Dataset items ->
-------------------------

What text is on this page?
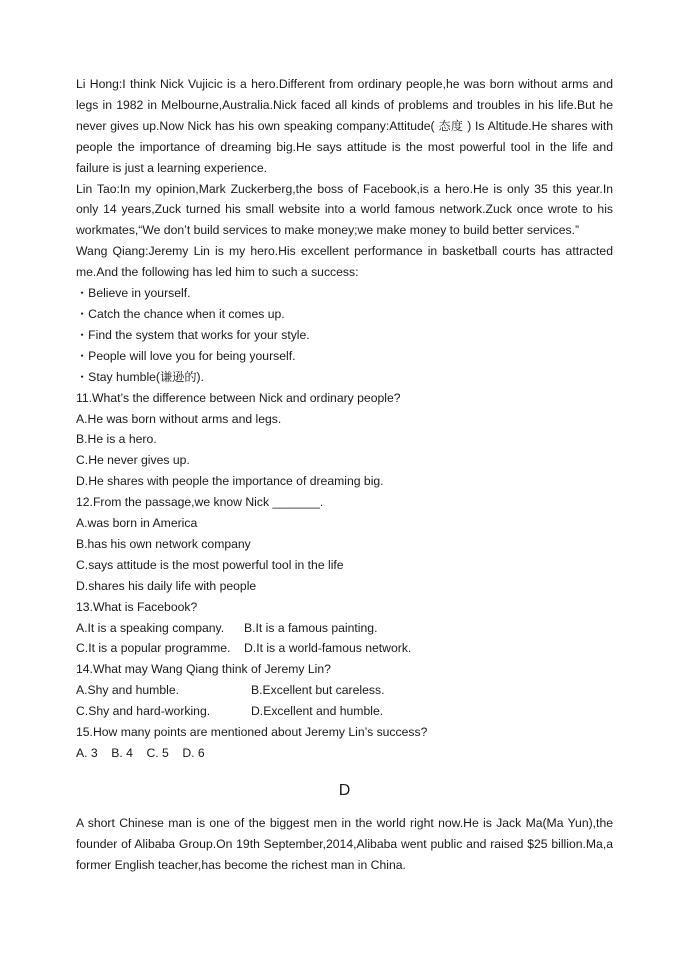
Li Hong:I think Nick Vujicic is a hero.Different from ordinary people,he was born without arms and legs in 1982 in Melbourne,Australia.Nick faced all kinds of problems and troubles in his life.But he never gives up.Now Nick has his own speaking company:Attitude( 态度 ) Is Altitude.He shares with people the importance of dreaming big.He says attitude is the most powerful tool in the life and failure is just a learning experience.

Lin Tao:In my opinion,Mark Zuckerberg,the boss of Facebook,is a hero.He is only 35 this year.In only 14 years,Zuck turned his small website into a world famous network.Zuck once wrote to his workmates,“We don’t build services to make money;we make money to build better services.”

Wang Qiang:Jeremy Lin is my hero.His excellent performance in basketball courts has attracted me.And the following has led him to such a success:

・Believe in yourself.

・Catch the chance when it comes up.

・Find the system that works for your style.

・People will love you for being yourself.

・Stay humble(谦逊的).

11.What’s the difference between Nick and ordinary people?

A.He was born without arms and legs.

B.He is a hero.

C.He never gives up.

D.He shares with people the importance of dreaming big.

12.From the passage,we know Nick _______.

A.was born in America

B.has his own network company

C.says attitude is the most powerful tool in the life

D.shares his daily life with people

13.What is Facebook?

A.It is a speaking company.	B.It is a famous painting.
C.It is a popular programme.	D.It is a world-famous network.

14.What may Wang Qiang think of Jeremy Lin?

A.Shy and humble.	B.Excellent but careless.
C.Shy and hard-working.	D.Excellent and humble.

15.How many points are mentioned about Jeremy Lin’s success?

A. 3    B. 4    C. 5    D. 6

D

A short Chinese man is one of the biggest men in the world right now.He is Jack Ma(Ma Yun),the founder of Alibaba Group.On 19th September,2014,Alibaba went public and raised $25 billion.Ma,a former English teacher,has become the richest man in China.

-------------------------

Requirement -> Check each line of the material above for "Wang" and say how many lines contain it, giving the number alone.

The solution -> 2